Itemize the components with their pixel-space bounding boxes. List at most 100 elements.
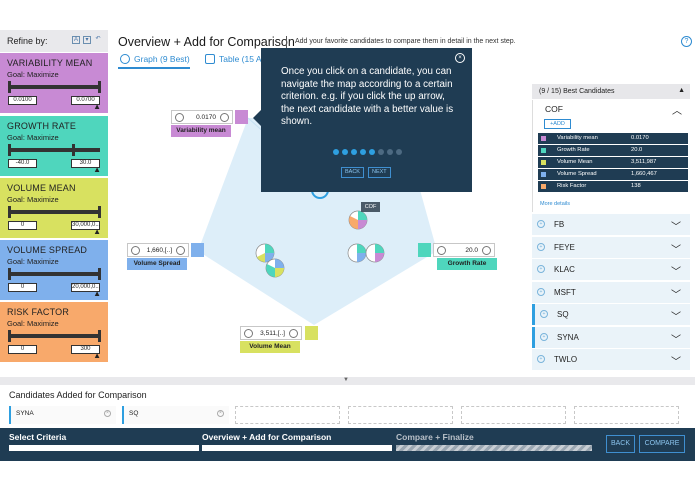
tutorial-next-button[interactable]: NEXT xyxy=(368,167,391,178)
step-compare-finalize[interactable]: Compare + Finalize xyxy=(396,432,474,442)
metric-swatch xyxy=(541,184,546,189)
active-candidate-name: COF xyxy=(545,104,563,114)
comparison-slot[interactable]: SYNA × xyxy=(9,406,116,424)
candidate-glyph[interactable] xyxy=(365,243,385,263)
axis-variability-mean-value-box[interactable]: 0.0170 xyxy=(171,110,233,124)
comparison-slot-empty xyxy=(235,406,340,424)
up-arrow-icon[interactable] xyxy=(482,246,491,255)
chevron-down-icon[interactable]: ﹀ xyxy=(671,331,681,346)
add-circle-icon[interactable]: + xyxy=(537,243,545,251)
up-arrow-icon[interactable] xyxy=(220,113,229,122)
add-circle-icon[interactable]: + xyxy=(540,310,548,318)
chevron-down-icon[interactable]: ﹀ xyxy=(671,353,681,368)
metric-value: 138 xyxy=(631,183,641,189)
candidate-glyph-selected[interactable] xyxy=(348,210,368,230)
add-button[interactable]: +ADD xyxy=(544,119,571,129)
chevron-down-icon[interactable]: ﹀ xyxy=(671,263,681,278)
metric-swatch xyxy=(541,148,546,153)
progress-dot[interactable] xyxy=(378,149,384,155)
remove-icon[interactable]: × xyxy=(104,410,111,417)
progress-dot[interactable] xyxy=(333,149,339,155)
best-candidates-title: (9 / 15) Best Candidates xyxy=(539,88,615,95)
candidate-item[interactable]: + FB ﹀ xyxy=(532,214,690,235)
candidate-name: FB xyxy=(554,220,565,229)
progress-dot[interactable] xyxy=(360,149,366,155)
remove-icon[interactable]: × xyxy=(217,410,224,417)
down-arrow-icon[interactable] xyxy=(175,113,184,122)
axis-color-swatch xyxy=(305,326,318,340)
metric-label: Variability mean xyxy=(557,135,598,141)
comparison-slot-empty xyxy=(348,406,453,424)
chevron-down-icon[interactable]: ﹀ xyxy=(671,241,681,256)
candidate-item[interactable]: + KLAC ﹀ xyxy=(532,259,690,280)
metric-row: Volume Mean 3,511,987 xyxy=(538,157,688,168)
metric-value: 1,660,467 xyxy=(631,171,657,177)
metric-row: Volume Spread 1,660,467 xyxy=(538,169,688,180)
tutorial-message: Once you click on a candidate, you can n… xyxy=(281,66,454,127)
back-button[interactable]: BACK xyxy=(606,435,635,453)
chevron-down-icon[interactable]: ﹀ xyxy=(671,308,681,323)
down-arrow-icon[interactable] xyxy=(244,329,253,338)
axis-growth-rate-value-box[interactable]: 20.0 xyxy=(433,243,495,257)
candidate-glyph[interactable] xyxy=(265,258,285,278)
axis-color-swatch xyxy=(418,243,431,257)
close-icon[interactable]: × xyxy=(455,53,465,63)
add-circle-icon[interactable]: + xyxy=(537,355,545,363)
collapse-down-icon[interactable]: ▼ xyxy=(343,377,349,383)
metric-value: 0.0170 xyxy=(631,135,649,141)
panel-divider[interactable]: ▼ xyxy=(0,377,695,385)
slot-candidate-name: SQ xyxy=(129,410,139,417)
candidate-item-added[interactable]: + SYNA ﹀ xyxy=(532,327,690,348)
add-circle-icon[interactable]: + xyxy=(537,265,545,273)
chevron-down-icon[interactable]: ﹀ xyxy=(671,218,681,233)
best-candidates-header[interactable]: (9 / 15) Best Candidates ▲ xyxy=(532,84,690,99)
chevron-up-icon[interactable]: ︿ xyxy=(672,102,682,117)
comparison-slot[interactable]: SQ × xyxy=(122,406,229,424)
more-details-link[interactable]: More details xyxy=(540,201,570,207)
candidate-name: TWLO xyxy=(554,355,578,364)
candidate-item[interactable]: + FEYE ﹀ xyxy=(532,237,690,258)
axis-value: 0.0170 xyxy=(196,114,216,121)
candidate-name: KLAC xyxy=(554,265,575,274)
progress-dot[interactable] xyxy=(369,149,375,155)
candidate-glyph[interactable] xyxy=(347,243,367,263)
axis-label: Volume Spread xyxy=(127,258,187,270)
down-arrow-icon[interactable] xyxy=(437,246,446,255)
wizard-footer: Select Criteria Overview + Add for Compa… xyxy=(0,428,695,461)
axis-volume-mean-value-box[interactable]: 3,511,[..] xyxy=(240,326,302,340)
progress-dot[interactable] xyxy=(351,149,357,155)
add-circle-icon[interactable]: + xyxy=(537,220,545,228)
tutorial-progress-dots xyxy=(333,149,402,155)
up-arrow-icon[interactable] xyxy=(176,246,185,255)
metric-swatch xyxy=(541,136,546,141)
comparison-slot-empty xyxy=(574,406,679,424)
axis-value: 3,511,[..] xyxy=(260,330,285,337)
metric-label: Volume Mean xyxy=(557,159,593,165)
compare-button[interactable]: COMPARE xyxy=(639,435,685,453)
axis-volume-spread-value-box[interactable]: 1,660,[..] xyxy=(127,243,189,257)
metric-value: 3,511,987 xyxy=(631,159,657,165)
add-circle-icon[interactable]: + xyxy=(537,288,545,296)
add-circle-icon[interactable]: + xyxy=(540,333,548,341)
candidate-item[interactable]: + MSFT ﹀ xyxy=(532,282,690,303)
metric-label: Growth Rate xyxy=(557,147,590,153)
chevron-down-icon[interactable]: ﹀ xyxy=(671,286,681,301)
metric-swatch xyxy=(541,172,546,177)
candidate-item-added[interactable]: + SQ ﹀ xyxy=(532,304,690,325)
candidate-name: SYNA xyxy=(557,333,579,342)
down-arrow-icon[interactable] xyxy=(131,246,140,255)
step-select-criteria[interactable]: Select Criteria xyxy=(9,432,66,442)
progress-dot[interactable] xyxy=(342,149,348,155)
progress-dot[interactable] xyxy=(387,149,393,155)
candidate-name: FEYE xyxy=(554,243,575,252)
tutorial-back-button[interactable]: BACK xyxy=(341,167,364,178)
candidate-name: SQ xyxy=(557,310,569,319)
axis-value: 20.0 xyxy=(465,247,478,254)
progress-dot[interactable] xyxy=(396,149,402,155)
metric-value: 20.0 xyxy=(631,147,643,153)
candidate-item[interactable]: + TWLO ﹀ xyxy=(532,349,690,370)
collapse-up-icon[interactable]: ▲ xyxy=(678,87,685,94)
step-overview[interactable]: Overview + Add for Comparison xyxy=(202,432,331,442)
candidate-glyph[interactable] xyxy=(255,243,275,263)
up-arrow-icon[interactable] xyxy=(289,329,298,338)
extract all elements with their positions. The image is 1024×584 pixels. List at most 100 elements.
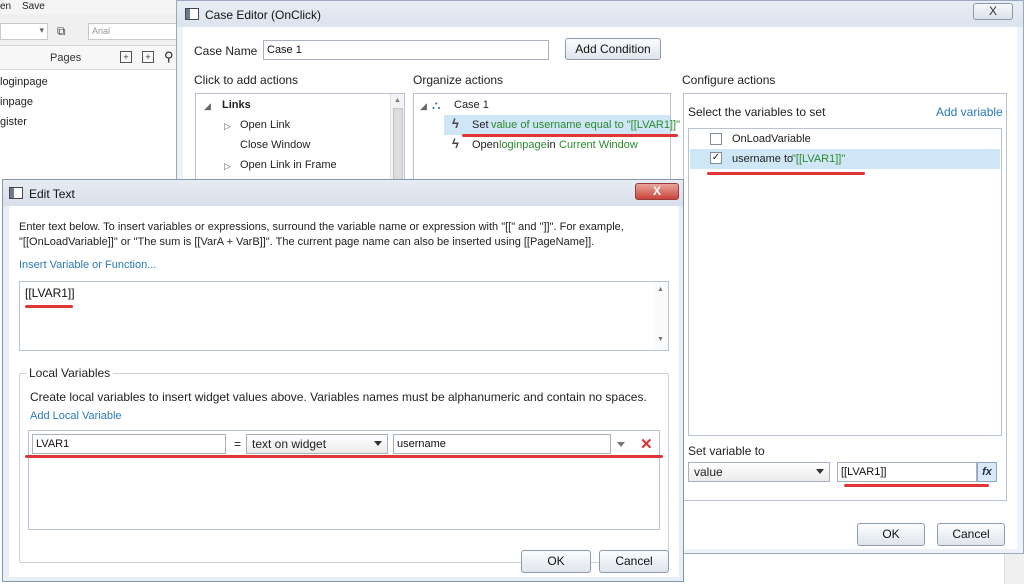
- search-icon[interactable]: ⚲: [164, 49, 174, 65]
- edit-ok-button[interactable]: OK: [521, 550, 591, 573]
- collapse-triangle-icon[interactable]: ◢: [204, 101, 211, 112]
- case-editor-title: Case Editor (OnClick): [205, 8, 322, 22]
- edit-cancel-button[interactable]: Cancel: [599, 550, 669, 573]
- pages-title: Pages: [50, 52, 82, 64]
- case-tree-icon: ⛬: [432, 98, 441, 112]
- delete-variable-icon[interactable]: ✕: [640, 435, 653, 453]
- organize-actions-heading: Organize actions: [413, 73, 504, 87]
- page-item[interactable]: gister: [0, 116, 27, 128]
- local-variables-description: Create local variables to insert widget …: [30, 390, 647, 404]
- action-bolt-icon: ϟ: [452, 116, 459, 131]
- annotation-underline: [25, 305, 73, 308]
- case-node[interactable]: Case 1: [454, 99, 489, 111]
- actions-tree: ◢ Links ▷ Open Link Close Window ▷ Open …: [195, 93, 405, 189]
- add-folder-icon[interactable]: +: [142, 51, 154, 63]
- instructions-text: Enter text below. To insert variables or…: [19, 220, 674, 250]
- expand-triangle-icon[interactable]: ▷: [224, 161, 231, 172]
- edit-text-title: Edit Text: [29, 187, 75, 201]
- menu-bar: en Save: [0, 0, 180, 14]
- instructions-line: Enter text below. To insert variables or…: [19, 221, 624, 233]
- tree-group-links[interactable]: Links: [222, 99, 251, 111]
- variable-value-input[interactable]: [[LVAR1]]: [837, 462, 977, 482]
- add-local-variable-link[interactable]: Add Local Variable: [30, 410, 122, 422]
- window-icon: [9, 187, 23, 199]
- variable-checkbox-checked[interactable]: ✓: [710, 152, 722, 164]
- actions-scrollbar[interactable]: ▲: [390, 94, 404, 188]
- close-button[interactable]: X: [973, 3, 1013, 20]
- case-ok-button[interactable]: OK: [857, 523, 925, 546]
- action-set-detail[interactable]: value of username equal to "[[LVAR1]]": [491, 119, 680, 131]
- add-page-icon[interactable]: +: [120, 51, 132, 63]
- local-var-type-select[interactable]: text on widget: [246, 434, 388, 454]
- chevron-down-icon: [816, 469, 824, 474]
- configure-actions-panel: Select the variables to set Add variable…: [683, 93, 1007, 501]
- annotation-underline: [25, 455, 663, 458]
- action-open-link[interactable]: Open Link: [240, 119, 290, 131]
- page-item[interactable]: inpage: [0, 96, 33, 108]
- close-button[interactable]: X: [635, 183, 679, 200]
- action-open-target[interactable]: loginpage: [499, 139, 547, 151]
- expand-triangle-icon[interactable]: ▷: [224, 121, 231, 132]
- scroll-up-icon[interactable]: ▲: [657, 286, 664, 293]
- font-combo[interactable]: Arial: [88, 23, 180, 40]
- add-variable-link[interactable]: Add variable: [936, 105, 1003, 119]
- scroll-up-icon[interactable]: ▲: [394, 97, 401, 104]
- chevron-down-icon: [374, 441, 382, 446]
- local-variables-title: Local Variables: [26, 366, 114, 380]
- action-set-verb[interactable]: Set: [472, 119, 489, 131]
- text-scrollbar[interactable]: ▲ ▼: [654, 282, 668, 350]
- local-variables-group: Local Variables Create local variables t…: [19, 366, 669, 563]
- page-item[interactable]: loginpage: [0, 76, 48, 88]
- case-cancel-button[interactable]: Cancel: [937, 523, 1005, 546]
- equals-sign: =: [234, 437, 242, 451]
- variable-username[interactable]: username to: [732, 153, 793, 165]
- action-open-where[interactable]: Current Window: [559, 139, 638, 151]
- variables-list: OnLoadVariable ✓ username to "[[LVAR1]]": [688, 128, 1002, 436]
- fx-button[interactable]: fx: [977, 462, 997, 482]
- edit-text-dialog: Edit Text X Enter text below. To insert …: [2, 179, 684, 582]
- variable-checkbox[interactable]: [710, 133, 722, 145]
- organize-actions-tree: ◢ ⛬ Case 1 ϟ Set value of username equal…: [413, 93, 680, 189]
- edit-text-body: Enter text below. To insert variables or…: [9, 206, 679, 577]
- local-variables-list: LVAR1 = text on widget username ✕: [25, 430, 663, 530]
- value-type-selected: value: [694, 465, 723, 479]
- widget-input[interactable]: username: [393, 434, 611, 454]
- pages-panel-header: Pages + + ⚲: [0, 46, 180, 70]
- format-painter-icon[interactable]: ⧉: [57, 24, 66, 39]
- annotation-underline: [462, 134, 678, 137]
- action-close-window[interactable]: Close Window: [240, 139, 310, 151]
- widget-dropdown-icon[interactable]: [617, 442, 625, 447]
- case-name-input[interactable]: Case 1: [263, 40, 549, 60]
- select-variables-label: Select the variables to set: [688, 105, 826, 119]
- toolbar: ▾ ⧉ Arial: [0, 14, 180, 46]
- add-condition-button[interactable]: Add Condition: [565, 38, 661, 60]
- local-var-type-selected: text on widget: [252, 437, 327, 451]
- case-editor-titlebar: Case Editor (OnClick) X: [177, 1, 1023, 27]
- insert-variable-link[interactable]: Insert Variable or Function...: [19, 259, 156, 271]
- case-name-label: Case Name: [194, 44, 258, 58]
- scroll-down-icon[interactable]: ▼: [657, 336, 664, 343]
- local-var-name-input[interactable]: LVAR1: [32, 434, 226, 454]
- collapse-triangle-icon[interactable]: ◢: [420, 101, 427, 112]
- action-bolt-icon: ϟ: [452, 136, 459, 151]
- annotation-underline: [844, 484, 989, 487]
- variable-onloadvariable[interactable]: OnLoadVariable: [732, 133, 811, 145]
- action-open-link-in-frame[interactable]: Open Link in Frame: [240, 159, 337, 171]
- configure-actions-heading: Configure actions: [682, 73, 776, 87]
- style-combo[interactable]: ▾: [0, 23, 48, 40]
- menu-item-open[interactable]: en: [0, 1, 11, 12]
- text-input-area[interactable]: [[LVAR1]] ▲ ▼: [19, 281, 669, 351]
- annotation-underline: [707, 172, 865, 175]
- text-value: [[LVAR1]]: [25, 286, 75, 300]
- action-open-verb[interactable]: Open: [472, 139, 499, 151]
- action-open-mid: in: [547, 139, 556, 151]
- scroll-thumb[interactable]: [393, 108, 403, 184]
- edit-text-titlebar: Edit Text X: [3, 180, 683, 206]
- instructions-line: "[[OnLoadVariable]]" or "The sum is [[Va…: [19, 236, 595, 248]
- value-type-select[interactable]: value: [688, 462, 830, 482]
- menu-item-save[interactable]: Save: [22, 1, 45, 12]
- add-actions-heading: Click to add actions: [194, 73, 299, 87]
- window-icon: [185, 8, 199, 20]
- variable-username-value: "[[LVAR1]]": [792, 153, 846, 165]
- set-variable-to-label: Set variable to: [688, 444, 765, 458]
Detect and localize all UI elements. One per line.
***
■ OBJECTIVE
Copy out again the lines from the one containing "- search-icon[interactable]: ⚲: [164, 49, 174, 65]" to the one containing "- edit-cancel-button[interactable]: Cancel: [599, 550, 669, 573]", both included.

■ EXERCISE RESULT
- search-icon[interactable]: ⚲: [164, 49, 174, 65]
- edit-ok-button[interactable]: OK: [521, 550, 591, 573]
- collapse-triangle-icon[interactable]: ◢: [204, 101, 211, 112]
- case-editor-title: Case Editor (OnClick): [205, 8, 322, 22]
- edit-cancel-button[interactable]: Cancel: [599, 550, 669, 573]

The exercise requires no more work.